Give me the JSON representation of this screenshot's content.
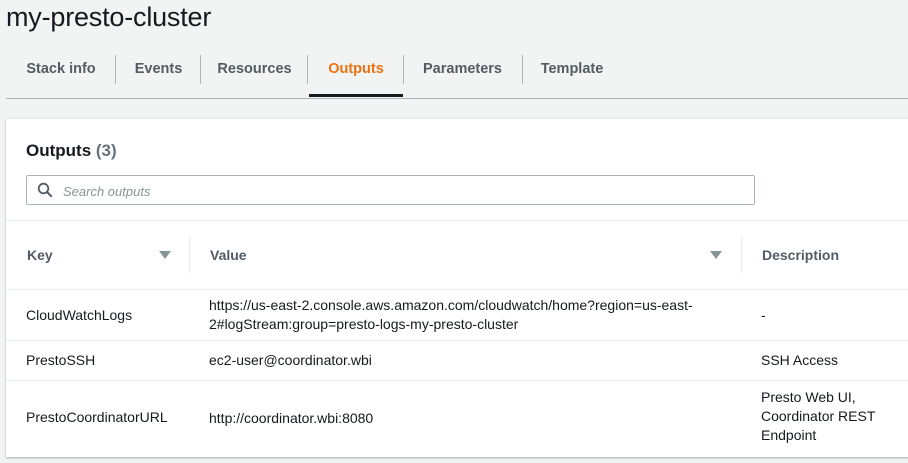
{
  "page": {
    "title": "my-presto-cluster"
  },
  "tabs": [
    {
      "label": "Stack info"
    },
    {
      "label": "Events"
    },
    {
      "label": "Resources"
    },
    {
      "label": "Outputs",
      "active": true
    },
    {
      "label": "Parameters"
    },
    {
      "label": "Template"
    }
  ],
  "outputs": {
    "title": "Outputs",
    "count": "(3)",
    "search_placeholder": "Search outputs",
    "columns": {
      "key": "Key",
      "value": "Value",
      "description": "Description"
    },
    "rows": [
      {
        "key": "CloudWatchLogs",
        "value_line1": "https://us-east-2.console.aws.amazon.com/cloudwatch/home?region=us-east-",
        "value_line2": "2#logStream:group=presto-logs-my-presto-cluster",
        "description": "-"
      },
      {
        "key": "PrestoSSH",
        "value": "ec2-user@coordinator.wbi",
        "description": "SSH Access"
      },
      {
        "key": "PrestoCoordinatorURL",
        "value": "http://coordinator.wbi:8080",
        "desc_line1": "Presto Web UI,",
        "desc_line2": "Coordinator REST",
        "desc_line3": "Endpoint"
      }
    ]
  },
  "colors": {
    "active_tab": "#ec7211",
    "text": "#16191f",
    "muted": "#545b64"
  }
}
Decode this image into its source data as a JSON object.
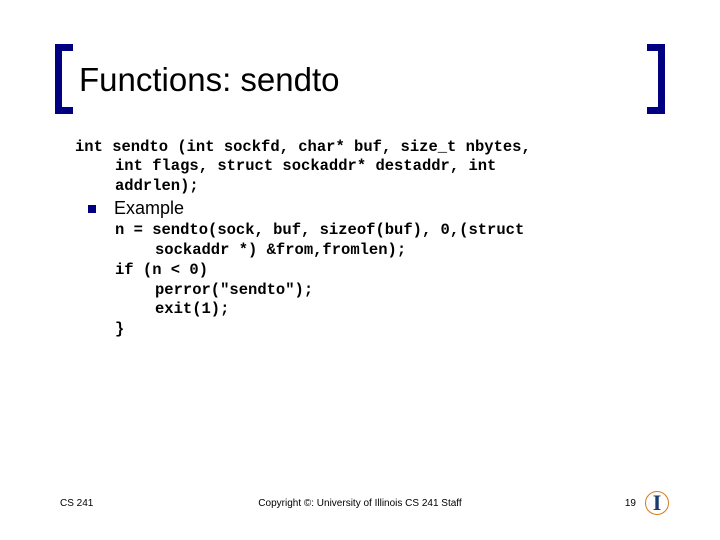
{
  "title": "Functions: sendto",
  "signature": {
    "line1": "int sendto (int sockfd, char* buf, size_t nbytes,",
    "line2": "int flags, struct sockaddr* destaddr, int",
    "line3": "addrlen);"
  },
  "bullet": "Example",
  "code": {
    "l1": "n = sendto(sock, buf, sizeof(buf), 0,(struct",
    "l2": "sockaddr *) &from,fromlen);",
    "l3": "if (n < 0)",
    "l4": "perror(\"sendto\");",
    "l5": "exit(1);",
    "l6": "}"
  },
  "footer": {
    "left": "CS 241",
    "center": "Copyright ©: University of Illinois CS 241 Staff",
    "page": "19"
  }
}
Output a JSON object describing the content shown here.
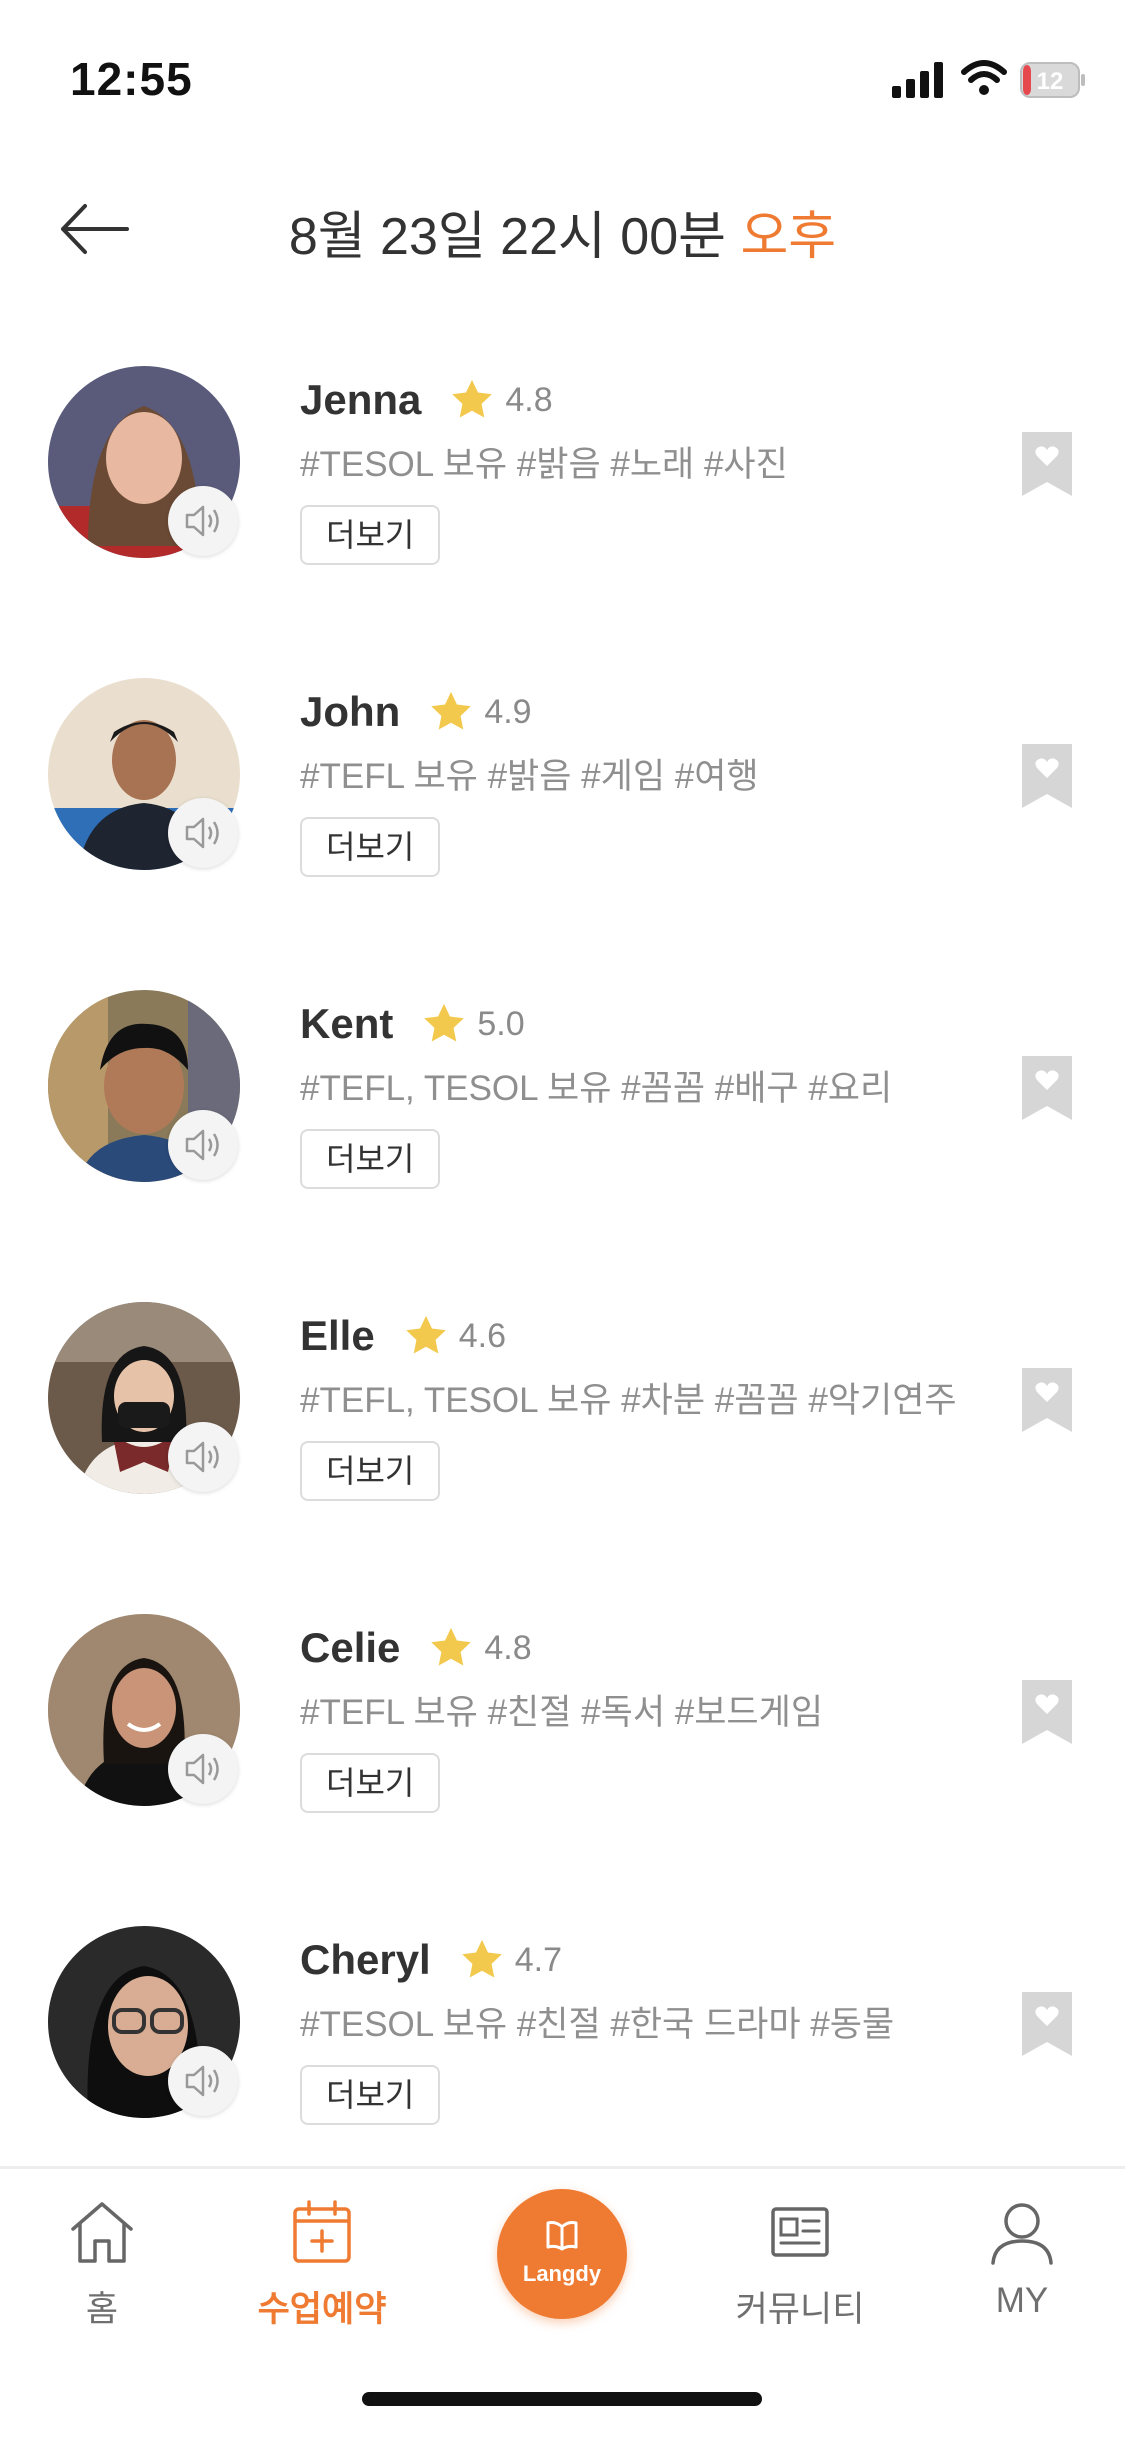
{
  "status": {
    "time": "12:55",
    "battery": "12"
  },
  "header": {
    "date_text": "8월 23일 22시 00분",
    "ampm": "오후"
  },
  "colors": {
    "accent": "#ef7b33",
    "star": "#f2c94c"
  },
  "tutors": [
    {
      "name": "Jenna",
      "rating": "4.8",
      "tags": "#TESOL 보유 #밝음 #노래 #사진",
      "more": "더보기"
    },
    {
      "name": "John",
      "rating": "4.9",
      "tags": "#TEFL 보유 #밝음 #게임 #여행",
      "more": "더보기"
    },
    {
      "name": "Kent",
      "rating": "5.0",
      "tags": "#TEFL, TESOL 보유 #꼼꼼 #배구 #요리",
      "more": "더보기"
    },
    {
      "name": "Elle",
      "rating": "4.6",
      "tags": "#TEFL, TESOL 보유 #차분 #꼼꼼 #악기연주",
      "more": "더보기"
    },
    {
      "name": "Celie",
      "rating": "4.8",
      "tags": "#TEFL 보유 #친절 #독서 #보드게임",
      "more": "더보기"
    },
    {
      "name": "Cheryl",
      "rating": "4.7",
      "tags": "#TESOL 보유 #친절 #한국 드라마 #동물",
      "more": "더보기"
    }
  ],
  "nav": {
    "home": "홈",
    "booking": "수업예약",
    "center": "Langdy",
    "community": "커뮤니티",
    "my": "MY"
  }
}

◇ ◇ ◇

* _EXERCISE DIRECTIONS_:
Look above for lines with the word "TEFL" and copy them all.

* _EXERCISE RESPONSE_:
      "tags": "#TEFL 보유 #밝음 #게임 #여행",
      "tags": "#TEFL, TESOL 보유 #꼼꼼 #배구 #요리",
      "tags": "#TEFL, TESOL 보유 #차분 #꼼꼼 #악기연주",
      "tags": "#TEFL 보유 #친절 #독서 #보드게임",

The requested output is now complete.